A block of data:

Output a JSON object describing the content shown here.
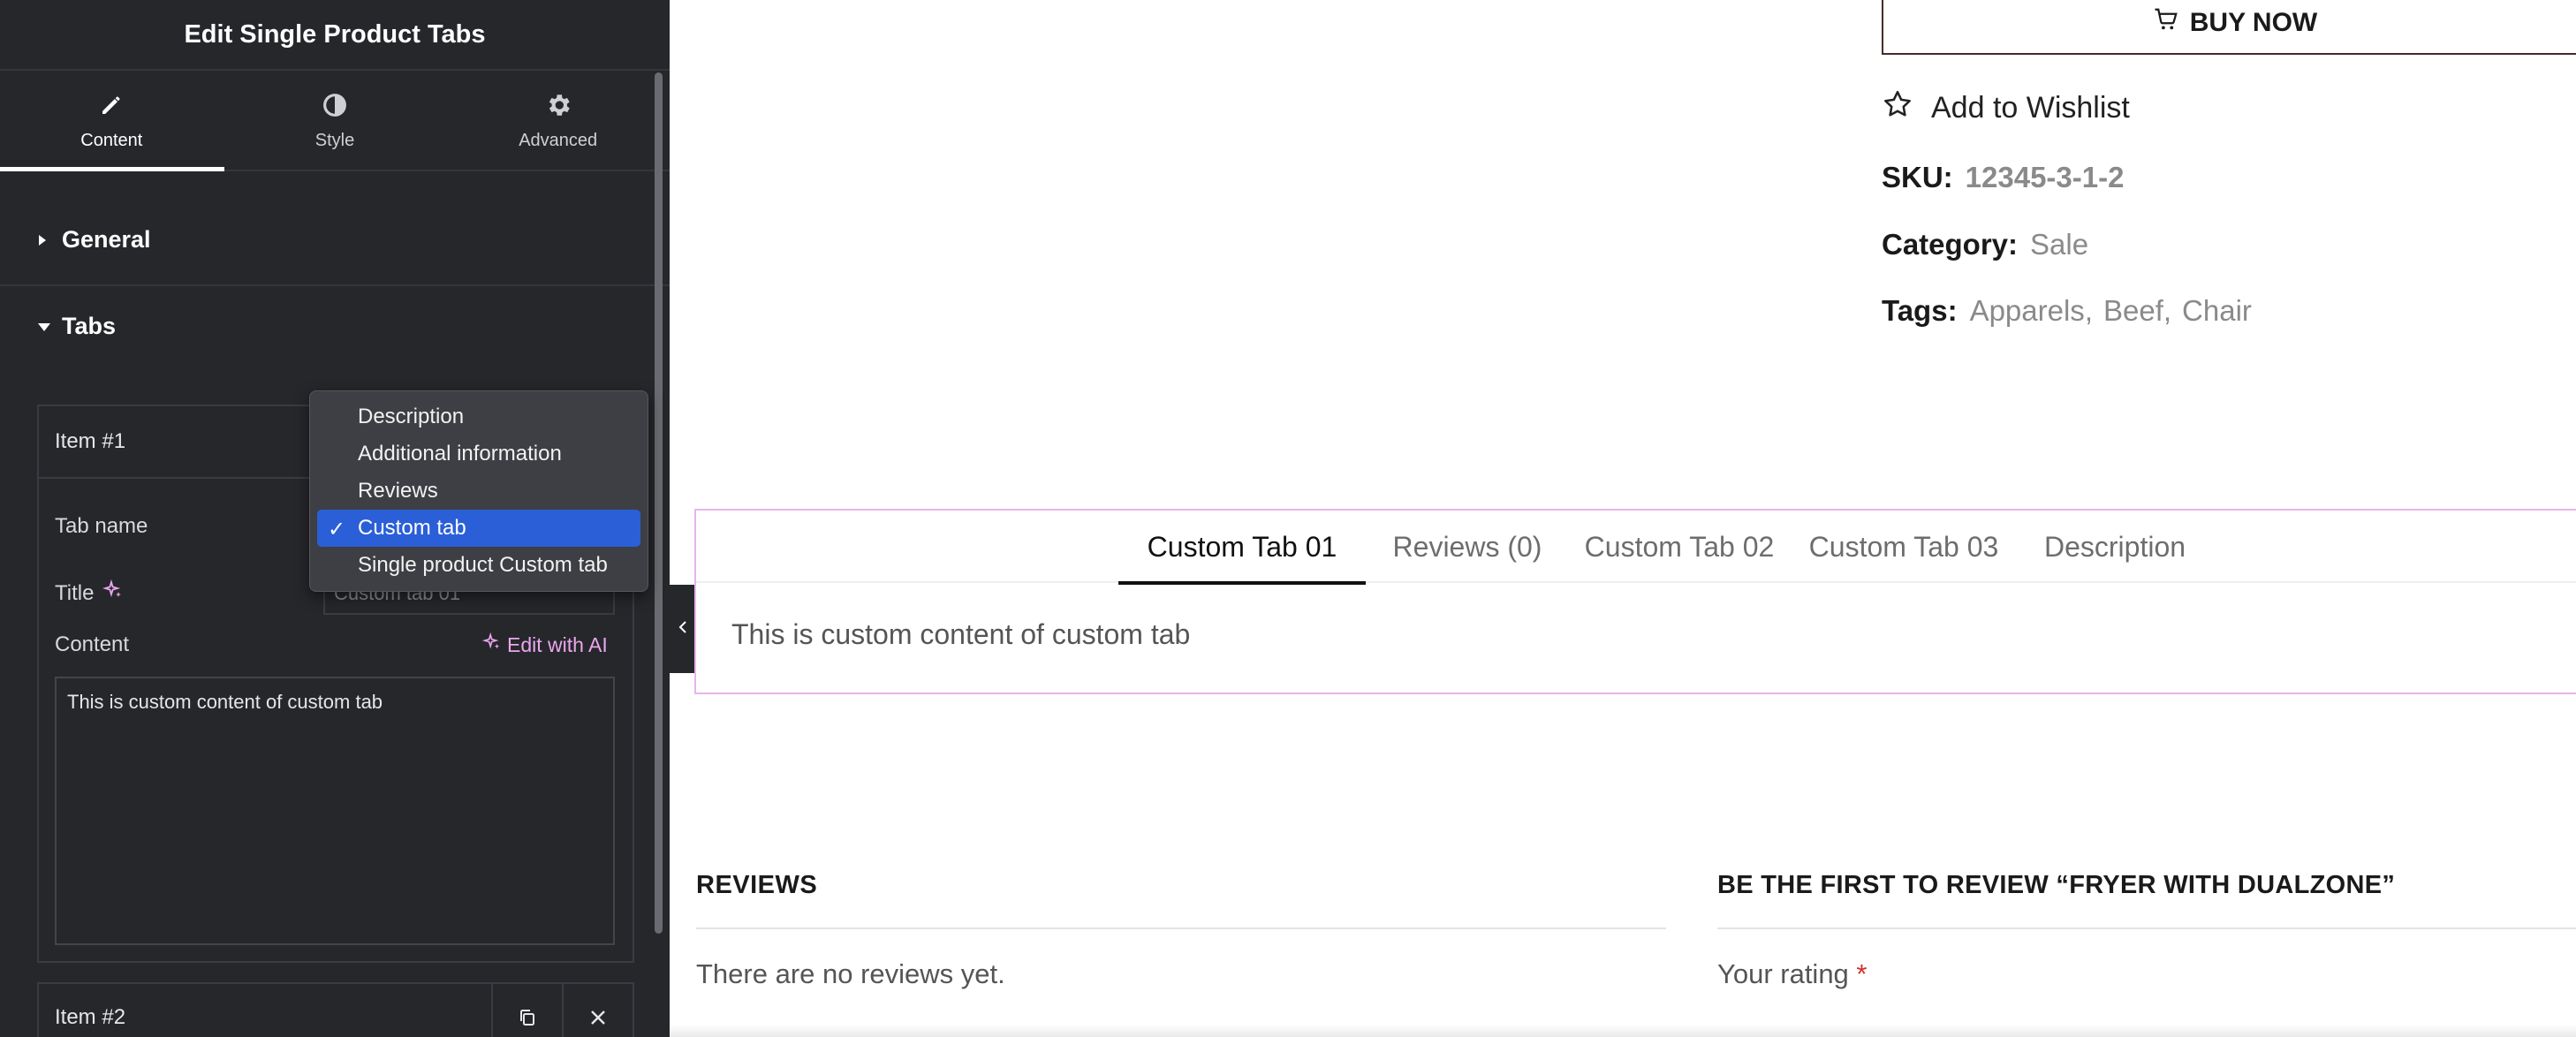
{
  "panel": {
    "title": "Edit Single Product Tabs",
    "tabs": [
      {
        "label": "Content",
        "icon": "pencil-icon",
        "active": true
      },
      {
        "label": "Style",
        "icon": "contrast-icon",
        "active": false
      },
      {
        "label": "Advanced",
        "icon": "gear-icon",
        "active": false
      }
    ],
    "sections": {
      "general": "General",
      "tabs": "Tabs"
    },
    "item1": {
      "label": "Item #1",
      "tab_name_label": "Tab name",
      "title_label": "Title",
      "title_value": "Custom tab 01",
      "content_label": "Content",
      "edit_ai_label": "Edit with AI",
      "content_value": "This is custom content of custom tab"
    },
    "item2": {
      "label": "Item #2"
    },
    "dropdown": {
      "options": [
        "Description",
        "Additional information",
        "Reviews",
        "Custom tab",
        "Single product Custom tab"
      ],
      "selected": "Custom tab",
      "check": "✓"
    }
  },
  "product": {
    "buy_now_label": "BUY NOW",
    "wishlist_label": "Add to Wishlist",
    "sku_label": "SKU:",
    "sku_value": "12345-3-1-2",
    "category_label": "Category:",
    "category_value": "Sale",
    "tags_label": "Tags:",
    "tags": [
      "Apparels",
      "Beef",
      "Chair"
    ],
    "tag_separator": ","
  },
  "product_tabs": {
    "tabs": [
      "Custom Tab 01",
      "Reviews (0)",
      "Custom Tab 02",
      "Custom Tab 03",
      "Description"
    ],
    "active_index": 0,
    "content": "This is custom content of custom tab"
  },
  "reviews": {
    "heading": "REVIEWS",
    "empty_text": "There are no reviews yet.",
    "form_heading": "BE THE FIRST TO REVIEW “FRYER WITH DUALZONE”",
    "rating_label": "Your rating",
    "required_mark": "*"
  },
  "colors": {
    "panel_bg": "#26272b",
    "accent_ai": "#e9a7ee",
    "selected_option": "#2a5fd8",
    "widget_border": "#e7b5eb",
    "required": "#d32f2f"
  }
}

• [Task description]: Reproduce the listing word for word and omit its pictures.

• [Output for this task]:
Output a JSON object describing the content shown here.
{
  "panel": {
    "title": "Edit Single Product Tabs",
    "tabs": [
      {
        "label": "Content",
        "icon": "pencil-icon",
        "active": true
      },
      {
        "label": "Style",
        "icon": "contrast-icon",
        "active": false
      },
      {
        "label": "Advanced",
        "icon": "gear-icon",
        "active": false
      }
    ],
    "sections": {
      "general": "General",
      "tabs": "Tabs"
    },
    "item1": {
      "label": "Item #1",
      "tab_name_label": "Tab name",
      "title_label": "Title",
      "title_value": "Custom tab 01",
      "content_label": "Content",
      "edit_ai_label": "Edit with AI",
      "content_value": "This is custom content of custom tab"
    },
    "item2": {
      "label": "Item #2"
    },
    "dropdown": {
      "options": [
        "Description",
        "Additional information",
        "Reviews",
        "Custom tab",
        "Single product Custom tab"
      ],
      "selected": "Custom tab",
      "check": "✓"
    }
  },
  "product": {
    "buy_now_label": "BUY NOW",
    "wishlist_label": "Add to Wishlist",
    "sku_label": "SKU:",
    "sku_value": "12345-3-1-2",
    "category_label": "Category:",
    "category_value": "Sale",
    "tags_label": "Tags:",
    "tags": [
      "Apparels",
      "Beef",
      "Chair"
    ],
    "tag_separator": ","
  },
  "product_tabs": {
    "tabs": [
      "Custom Tab 01",
      "Reviews (0)",
      "Custom Tab 02",
      "Custom Tab 03",
      "Description"
    ],
    "active_index": 0,
    "content": "This is custom content of custom tab"
  },
  "reviews": {
    "heading": "REVIEWS",
    "empty_text": "There are no reviews yet.",
    "form_heading": "BE THE FIRST TO REVIEW “FRYER WITH DUALZONE”",
    "rating_label": "Your rating",
    "required_mark": "*"
  },
  "colors": {
    "panel_bg": "#26272b",
    "accent_ai": "#e9a7ee",
    "selected_option": "#2a5fd8",
    "widget_border": "#e7b5eb",
    "required": "#d32f2f"
  }
}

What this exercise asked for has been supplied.